● WORK TO BE COMPLETED: Show each line of the data below that has the string "berdiri" in it.

● DATA FOR THIS EXERCISE:

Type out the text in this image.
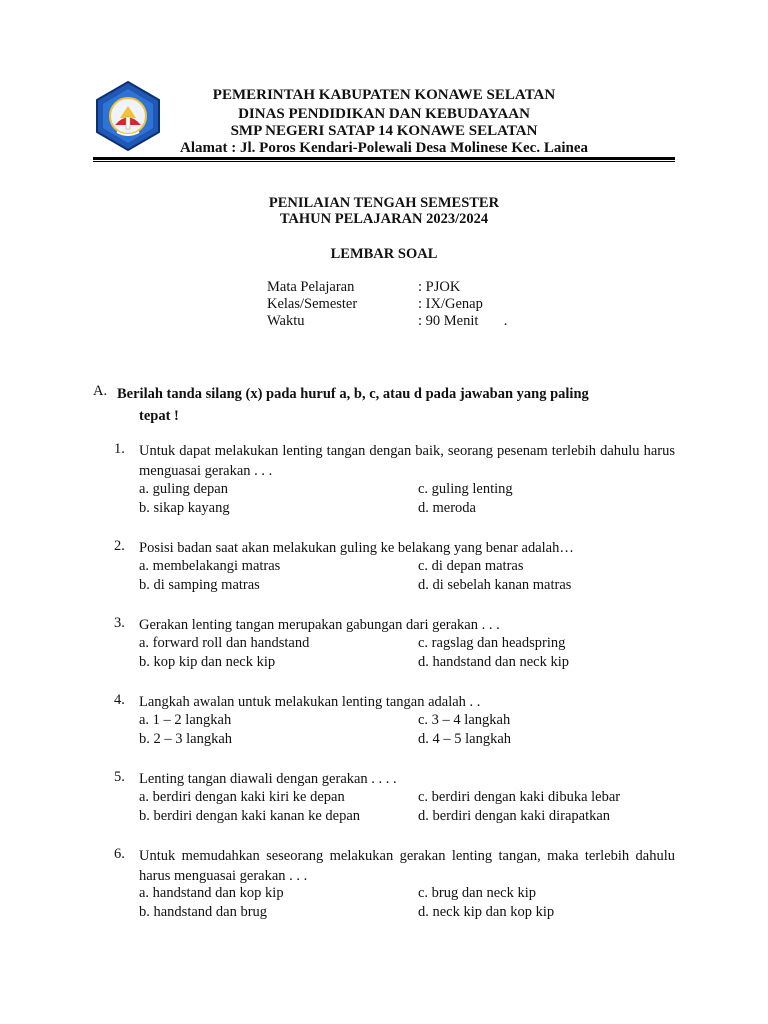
PEMERINTAH KABUPATEN KONAWE SELATAN
DINAS PENDIDIKAN DAN KEBUDAYAAN
SMP NEGERI SATAP 14 KONAWE SELATAN
Alamat : Jl. Poros Kendari-Polewali Desa Molinese Kec. Lainea
PENILAIAN TENGAH SEMESTER
TAHUN PELAJARAN 2023/2024
LEMBAR SOAL
Mata Pelajaran	: PJOK
Kelas/Semester	: IX/Genap
Waktu	: 90 Menit       .
A. Berilah tanda silang (x) pada huruf a, b, c, atau d pada jawaban yang paling
tepat !
1. Untuk dapat melakukan lenting tangan dengan baik, seorang pesenam terlebih dahulu harus menguasai gerakan . . .
a. guling depan	c. guling lenting
b. sikap kayang	d. meroda
2. Posisi badan saat akan melakukan guling ke belakang yang benar adalah…
a. membelakangi matras	c. di depan matras
b. di samping matras	d. di sebelah kanan matras
3. Gerakan lenting tangan merupakan gabungan dari gerakan . . .
a. forward roll dan handstand	c. ragslag dan headspring
b. kop kip dan neck kip	d. handstand dan neck kip
4. Langkah awalan untuk melakukan lenting tangan adalah . .
a. 1 – 2 langkah	c. 3 – 4 langkah
b. 2 – 3 langkah	d. 4 – 5 langkah
5. Lenting tangan diawali dengan gerakan . . . .
a. berdiri dengan kaki kiri ke depan	c. berdiri dengan kaki dibuka lebar
b. berdiri dengan kaki kanan ke depan	d. berdiri dengan kaki dirapatkan
6. Untuk memudahkan seseorang melakukan gerakan lenting tangan, maka terlebih dahulu harus menguasai gerakan . . .
a. handstand dan kop kip	c. brug dan neck kip
b. handstand dan brug	d. neck kip dan kop kip
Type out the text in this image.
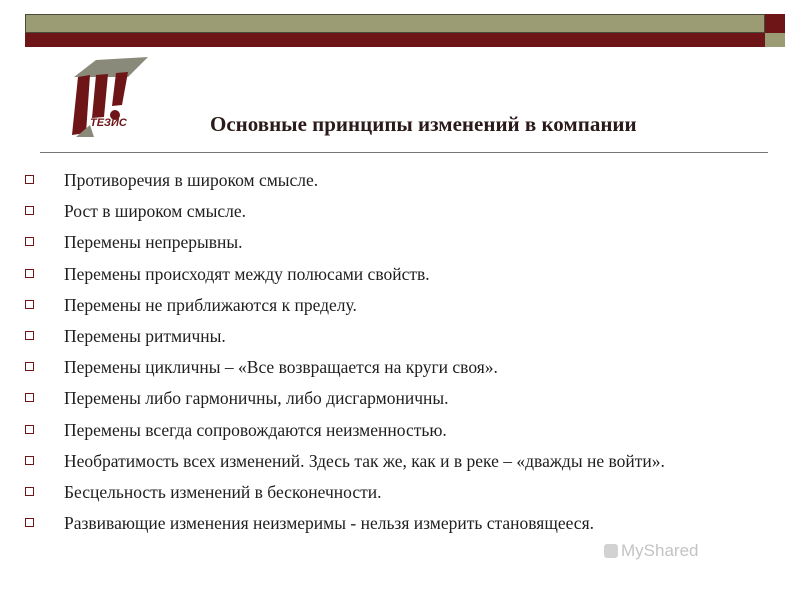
ТЕЗИС	Основные принципы изменений в компании
Противоречия в широком смысле.
Рост в широком смысле.
Перемены непрерывны.
Перемены происходят между полюсами свойств.
Перемены не приближаются к пределу.
Перемены ритмичны.
Перемены цикличны – «Все возвращается на круги своя».
Перемены либо гармоничны, либо дисгармоничны.
Перемены всегда сопровождаются неизменностью.
Необратимость всех изменений. Здесь так же, как и в реке – «дважды не войти».
Бесцельность изменений в бесконечности.
Развивающие изменения неизмеримы - нельзя измерить становящееся.
MyShared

● TASK RESULT:
a. berdiri dengan kaki kiri ke depan	c. berdiri dengan kaki dibuka lebar
b. berdiri dengan kaki kanan ke depan	d. berdiri dengan kaki dirapatkan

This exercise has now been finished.